- [Цитируемый текст]
++++++++++

Казалось, что еще немного — и ботаника, и математика, и физика заговорят человеку ангельскими языками, словами, свойственными именно этим точным наукам, но проросшими в Вечность и омытыми там от Нетленного Источника.
Я не знаю, так ли это будет, т. е. пойдет ли религиозная мысль когда-нибудь по его пути, или эта новая наука будет только в Царстве Божием, но свое дело он сделал.
V. Итоги
От 534 глубокой древности две познавательные способности почитались благороднейшими: слух и зрение. Различными народами ударение первенства ставилось либо на том, либо на другом; древняя Эллада возвеличивала преимущественно зрение, Восток же выдвигал как более ценный – слух. Но, несмотря на колебания в вопросе о первенстве, никогда не возникало сомнений об исключительном месте в познавательных актах именно этих двух способностей, а потому не возникало сомнений и в первенствующей ценности искусства изобразительного и искусства словесного: это – деятельности, опирающиеся на самые ценные способности восприятия.
Иллюзионизму противополагается реализм. Реальность не дается уединенному в здесь и теперь точечному сознанию. Закон тождества, применяется ли он в зрении (перспектива) или в слухе (отвлеченность), уничтожает бытийственные связи и ввергает в самозамкнутость. Реальность дается лишь жизни, жизненному отношению к бытию; а жизнь есть непрестанное ниспровержение отвлеченного себе-тождества, непрестанное умирание единства, чтобы прозябнуть в соборности. Живя, мы соборуемся сами с собой – и в пространстве, и во времени, как целостный организм, собираемся воедино из отдельных взаимоисключающих – по закону тождества – элементов, частиц, клеток, душевных состояний и пр. и пр. Подобно мы собираемся в семью, в род, в народ и т.д., соборуясь до человечества и включая в единство человечности весь мир. Но каждый акт соборования есть вместе с тем и собирание точек зрения и центров схемо-построения. То, что называется обратною перспективою, вполне соответствует диалектике. Одно – в области зрения, другое – в области слуха; но по существу и то и другое есть синтез, осуществляемый движением, жизнью. Отвлеченной неподвижности иллюзионизма противополагается жизненное отношение к реальности. Так созидаемые символы реальности непрестанно искрятся многообразием жизненных отношений: они по существу соборны. Такие символы, происходя от меня, – не мои, а человечества, объективно-сущие. И если в иллюзионизме внутренний двигатель – в возможности сказать о произведении культуры «мое», хотя бы на самом деле оно было бы и весьма компиляторским, т.е. награбленным, то при реалистическом мирочувствии побуждает созидать именно возможность сказать о созданном »не мое», «объективно сущее». Изобрести – стремление иллюзионизма; обрести – реализма, – обрести как вечное в бытии.

++++++++++

- [Задания для выполнения]
a) Ответьте на вопросы по тексту об иллюзионизме и реализме:
(i) Какие две познавательные способности с глубокой древности почитались благороднейшими?
(ii) Какую из этих способностей преимущественно возвеличивала древняя Эллада?
(iii) Что, согласно тексту, является стремлением реализма?
b) Процитируйте отрывок из текста об иллюзионизме и реализме от слов «Я не знаю, так» до слов «ценные способности восприятия.» включительно.

- [Записанные данные]
++++++++++

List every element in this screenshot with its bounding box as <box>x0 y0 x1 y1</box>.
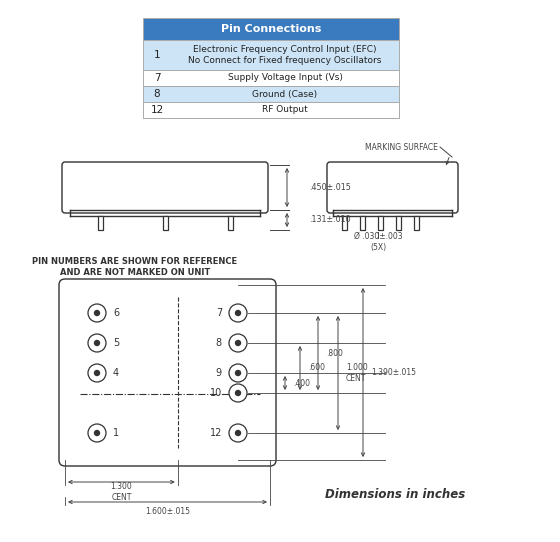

++++++++++

- [Ответы]
a)
(i) Слух и зрение.
(ii) Зрение.
(iii) Обрести, а именно обрести как вечное в бытии.

b)
Я не знаю, так ли это будет, т. е. пойдет ли религиозная мысль когда-нибудь по его пути, или эта новая наука будет только в Царстве Божием, но свое дело он сделал.
V. Итоги
От 534 глубокой древности две познавательные способности почитались благороднейшими: слух и зрение. Различными народами ударение первенства ставилось либо на том, либо на другом; древняя Эллада возвеличивала преимущественно зрение, Восток же выдвигал как более ценный – слух. Но, несмотря на колебания в вопросе о первенстве, никогда не возникало сомнений об исключительном месте в познавательных актах именно этих двух способностей, а потому не возникало сомнений и в первенствующей ценности искусства изобразительного и искусства словесного: это – деятельности, опирающиеся на самые ценные способности восприятия.